Task prompt — For this exercise, retype all the data exactly and exclude every image.

Content starts

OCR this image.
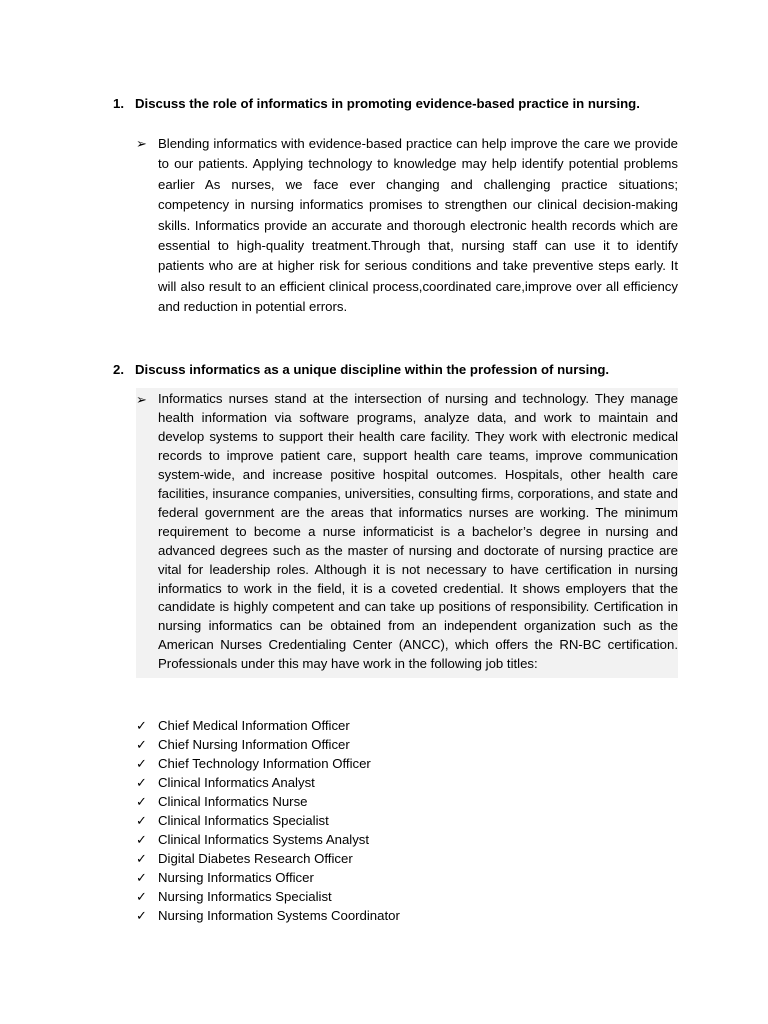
1. Discuss the role of informatics in promoting evidence-based practice in nursing.
➢ Blending informatics with evidence-based practice can help improve the care we provide to our patients. Applying technology to knowledge may help identify potential problems earlier As nurses, we face ever changing and challenging practice situations; competency in nursing informatics promises to strengthen our clinical decision-making skills. Informatics provide an accurate and thorough electronic health records which are essential to high-quality treatment.Through that, nursing staff can use it to identify patients who are at higher risk for serious conditions and take preventive steps early. It will also result to an efficient clinical process,coordinated care,improve over all efficiency and reduction in potential errors.
2. Discuss informatics as a unique discipline within the profession of nursing.
➢ Informatics nurses stand at the intersection of nursing and technology. They manage health information via software programs, analyze data, and work to maintain and develop systems to support their health care facility. They work with electronic medical records to improve patient care, support health care teams, improve communication system-wide, and increase positive hospital outcomes. Hospitals, other health care facilities, insurance companies, universities, consulting firms, corporations, and state and federal government are the areas that informatics nurses are working. The minimum requirement to become a nurse informaticist is a bachelor’s degree in nursing and advanced degrees such as the master of nursing and doctorate of nursing practice are vital for leadership roles. Although it is not necessary to have certification in nursing informatics to work in the field, it is a coveted credential. It shows employers that the candidate is highly competent and can take up positions of responsibility. Certification in nursing informatics can be obtained from an independent organization such as the American Nurses Credentialing Center (ANCC), which offers the RN-BC certification. Professionals under this may have work in the following job titles:
✓ Chief Medical Information Officer
✓ Chief Nursing Information Officer
✓ Chief Technology Information Officer
✓ Clinical Informatics Analyst
✓ Clinical Informatics Nurse
✓ Clinical Informatics Specialist
✓ Clinical Informatics Systems Analyst
✓ Digital Diabetes Research Officer
✓ Nursing Informatics Officer
✓ Nursing Informatics Specialist
✓ Nursing Information Systems Coordinator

Content ends

Result of this exercise —
OCR this image.
1. Discuss the role of informatics in promoting evidence-based practice in nursing.
➢ Blending informatics with evidence-based practice can help improve the care we provide to our patients. Applying technology to knowledge may help identify potential problems earlier As nurses, we face ever changing and challenging practice situations; competency in nursing informatics promises to strengthen our clinical decision-making skills. Informatics provide an accurate and thorough electronic health records which are essential to high-quality treatment.Through that, nursing staff can use it to identify patients who are at higher risk for serious conditions and take preventive steps early. It will also result to an efficient clinical process,coordinated care,improve over all efficiency and reduction in potential errors.
2. Discuss informatics as a unique discipline within the profession of nursing.
➢ Informatics nurses stand at the intersection of nursing and technology. They manage health information via software programs, analyze data, and work to maintain and develop systems to support their health care facility. They work with electronic medical records to improve patient care, support health care teams, improve communication system-wide, and increase positive hospital outcomes. Hospitals, other health care facilities, insurance companies, universities, consulting firms, corporations, and state and federal government are the areas that informatics nurses are working. The minimum requirement to become a nurse informaticist is a bachelor’s degree in nursing and advanced degrees such as the master of nursing and doctorate of nursing practice are vital for leadership roles. Although it is not necessary to have certification in nursing informatics to work in the field, it is a coveted credential. It shows employers that the candidate is highly competent and can take up positions of responsibility. Certification in nursing informatics can be obtained from an independent organization such as the American Nurses Credentialing Center (ANCC), which offers the RN-BC certification. Professionals under this may have work in the following job titles:
✓ Chief Medical Information Officer
✓ Chief Nursing Information Officer
✓ Chief Technology Information Officer
✓ Clinical Informatics Analyst
✓ Clinical Informatics Nurse
✓ Clinical Informatics Specialist
✓ Clinical Informatics Systems Analyst
✓ Digital Diabetes Research Officer
✓ Nursing Informatics Officer
✓ Nursing Informatics Specialist
✓ Nursing Information Systems Coordinator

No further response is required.